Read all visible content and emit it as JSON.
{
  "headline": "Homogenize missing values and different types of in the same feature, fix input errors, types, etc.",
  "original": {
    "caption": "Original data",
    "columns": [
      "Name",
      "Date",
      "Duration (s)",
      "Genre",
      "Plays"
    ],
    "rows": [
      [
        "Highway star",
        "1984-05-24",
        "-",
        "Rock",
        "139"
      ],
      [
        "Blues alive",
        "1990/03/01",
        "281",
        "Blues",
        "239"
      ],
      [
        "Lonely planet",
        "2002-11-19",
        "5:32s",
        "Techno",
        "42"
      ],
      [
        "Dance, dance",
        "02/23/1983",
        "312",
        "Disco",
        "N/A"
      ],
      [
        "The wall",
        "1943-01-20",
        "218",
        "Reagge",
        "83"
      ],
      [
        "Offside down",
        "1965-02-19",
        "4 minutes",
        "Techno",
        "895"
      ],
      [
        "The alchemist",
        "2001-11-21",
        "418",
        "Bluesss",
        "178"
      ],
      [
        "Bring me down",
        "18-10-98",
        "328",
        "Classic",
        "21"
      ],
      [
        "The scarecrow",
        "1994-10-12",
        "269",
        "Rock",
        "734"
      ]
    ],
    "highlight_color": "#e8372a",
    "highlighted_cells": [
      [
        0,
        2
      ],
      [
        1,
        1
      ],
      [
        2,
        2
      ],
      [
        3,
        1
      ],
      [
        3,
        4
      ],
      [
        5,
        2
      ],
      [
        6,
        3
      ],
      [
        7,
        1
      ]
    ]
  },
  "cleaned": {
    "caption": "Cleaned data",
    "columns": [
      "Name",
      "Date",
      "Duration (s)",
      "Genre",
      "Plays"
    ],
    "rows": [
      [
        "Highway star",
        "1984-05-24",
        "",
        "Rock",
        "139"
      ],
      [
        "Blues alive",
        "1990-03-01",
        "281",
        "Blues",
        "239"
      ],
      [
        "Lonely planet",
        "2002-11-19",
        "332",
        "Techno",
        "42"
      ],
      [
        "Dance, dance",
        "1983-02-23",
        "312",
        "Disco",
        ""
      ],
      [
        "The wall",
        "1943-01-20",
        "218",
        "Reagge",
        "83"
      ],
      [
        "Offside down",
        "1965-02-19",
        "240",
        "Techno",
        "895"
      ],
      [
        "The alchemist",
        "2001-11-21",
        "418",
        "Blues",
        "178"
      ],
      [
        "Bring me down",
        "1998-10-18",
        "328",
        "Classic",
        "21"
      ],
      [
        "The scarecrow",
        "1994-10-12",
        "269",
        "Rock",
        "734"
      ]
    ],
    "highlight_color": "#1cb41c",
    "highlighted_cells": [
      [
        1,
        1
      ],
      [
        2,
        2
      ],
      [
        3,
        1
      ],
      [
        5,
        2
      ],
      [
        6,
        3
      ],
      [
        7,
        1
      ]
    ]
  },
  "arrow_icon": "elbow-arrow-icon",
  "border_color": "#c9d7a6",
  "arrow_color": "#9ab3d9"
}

* * * *

Aim ▸ Please set down each line of the records exactly as given.

Reply ▸
Read all visible content and emit it as JSON.
{
  "headline": "Homogenize missing values and different types of in the same feature, fix input errors, types, etc.",
  "original": {
    "caption": "Original data",
    "columns": [
      "Name",
      "Date",
      "Duration (s)",
      "Genre",
      "Plays"
    ],
    "rows": [
      [
        "Highway star",
        "1984-05-24",
        "-",
        "Rock",
        "139"
      ],
      [
        "Blues alive",
        "1990/03/01",
        "281",
        "Blues",
        "239"
      ],
      [
        "Lonely planet",
        "2002-11-19",
        "5:32s",
        "Techno",
        "42"
      ],
      [
        "Dance, dance",
        "02/23/1983",
        "312",
        "Disco",
        "N/A"
      ],
      [
        "The wall",
        "1943-01-20",
        "218",
        "Reagge",
        "83"
      ],
      [
        "Offside down",
        "1965-02-19",
        "4 minutes",
        "Techno",
        "895"
      ],
      [
        "The alchemist",
        "2001-11-21",
        "418",
        "Bluesss",
        "178"
      ],
      [
        "Bring me down",
        "18-10-98",
        "328",
        "Classic",
        "21"
      ],
      [
        "The scarecrow",
        "1994-10-12",
        "269",
        "Rock",
        "734"
      ]
    ],
    "highlight_color": "#e8372a",
    "highlighted_cells": [
      [
        0,
        2
      ],
      [
        1,
        1
      ],
      [
        2,
        2
      ],
      [
        3,
        1
      ],
      [
        3,
        4
      ],
      [
        5,
        2
      ],
      [
        6,
        3
      ],
      [
        7,
        1
      ]
    ]
  },
  "cleaned": {
    "caption": "Cleaned data",
    "columns": [
      "Name",
      "Date",
      "Duration (s)",
      "Genre",
      "Plays"
    ],
    "rows": [
      [
        "Highway star",
        "1984-05-24",
        "",
        "Rock",
        "139"
      ],
      [
        "Blues alive",
        "1990-03-01",
        "281",
        "Blues",
        "239"
      ],
      [
        "Lonely planet",
        "2002-11-19",
        "332",
        "Techno",
        "42"
      ],
      [
        "Dance, dance",
        "1983-02-23",
        "312",
        "Disco",
        ""
      ],
      [
        "The wall",
        "1943-01-20",
        "218",
        "Reagge",
        "83"
      ],
      [
        "Offside down",
        "1965-02-19",
        "240",
        "Techno",
        "895"
      ],
      [
        "The alchemist",
        "2001-11-21",
        "418",
        "Blues",
        "178"
      ],
      [
        "Bring me down",
        "1998-10-18",
        "328",
        "Classic",
        "21"
      ],
      [
        "The scarecrow",
        "1994-10-12",
        "269",
        "Rock",
        "734"
      ]
    ],
    "highlight_color": "#1cb41c",
    "highlighted_cells": [
      [
        1,
        1
      ],
      [
        2,
        2
      ],
      [
        3,
        1
      ],
      [
        5,
        2
      ],
      [
        6,
        3
      ],
      [
        7,
        1
      ]
    ]
  },
  "arrow_icon": "elbow-arrow-icon",
  "border_color": "#c9d7a6",
  "arrow_color": "#9ab3d9"
}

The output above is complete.